Aim :: The records that follow should be retyped word for word.

[Data excerpts]
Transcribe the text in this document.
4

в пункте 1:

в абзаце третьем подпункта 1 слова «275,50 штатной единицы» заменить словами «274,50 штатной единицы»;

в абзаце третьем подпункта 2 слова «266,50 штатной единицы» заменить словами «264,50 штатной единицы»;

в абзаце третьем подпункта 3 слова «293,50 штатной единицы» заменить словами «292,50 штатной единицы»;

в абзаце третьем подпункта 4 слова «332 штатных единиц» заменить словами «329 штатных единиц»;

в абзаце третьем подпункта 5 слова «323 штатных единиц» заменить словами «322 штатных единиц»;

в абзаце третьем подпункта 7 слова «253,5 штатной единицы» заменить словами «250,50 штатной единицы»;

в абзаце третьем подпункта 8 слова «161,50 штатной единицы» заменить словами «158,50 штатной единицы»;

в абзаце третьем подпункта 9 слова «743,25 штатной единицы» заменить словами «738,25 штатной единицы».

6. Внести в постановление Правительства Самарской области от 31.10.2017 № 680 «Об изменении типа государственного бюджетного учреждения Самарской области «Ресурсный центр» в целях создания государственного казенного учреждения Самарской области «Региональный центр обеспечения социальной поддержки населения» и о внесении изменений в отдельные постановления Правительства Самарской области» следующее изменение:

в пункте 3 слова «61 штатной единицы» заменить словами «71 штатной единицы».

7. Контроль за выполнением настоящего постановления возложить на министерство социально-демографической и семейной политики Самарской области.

Response ::
Transcribe the text in this document.
4

в пункте 1:

в абзаце третьем подпункта 1 слова «275,50 штатной единицы» заменить словами «274,50 штатной единицы»;

в абзаце третьем подпункта 2 слова «266,50 штатной единицы» заменить словами «264,50 штатной единицы»;

в абзаце третьем подпункта 3 слова «293,50 штатной единицы» заменить словами «292,50 штатной единицы»;

в абзаце третьем подпункта 4 слова «332 штатных единиц» заменить словами «329 штатных единиц»;

в абзаце третьем подпункта 5 слова «323 штатных единиц» заменить словами «322 штатных единиц»;

в абзаце третьем подпункта 7 слова «253,5 штатной единицы» заменить словами «250,50 штатной единицы»;

в абзаце третьем подпункта 8 слова «161,50 штатной единицы» заменить словами «158,50 штатной единицы»;

в абзаце третьем подпункта 9 слова «743,25 штатной единицы» заменить словами «738,25 штатной единицы».

6. Внести в постановление Правительства Самарской области от 31.10.2017 № 680 «Об изменении типа государственного бюджетного учреждения Самарской области «Ресурсный центр» в целях создания государственного казенного учреждения Самарской области «Региональный центр обеспечения социальной поддержки населения» и о внесении изменений в отдельные постановления Правительства Самарской области» следующее изменение:

в пункте 3 слова «61 штатной единицы» заменить словами «71 штатной единицы».

7. Контроль за выполнением настоящего постановления возложить на министерство социально-демографической и семейной политики Самарской области.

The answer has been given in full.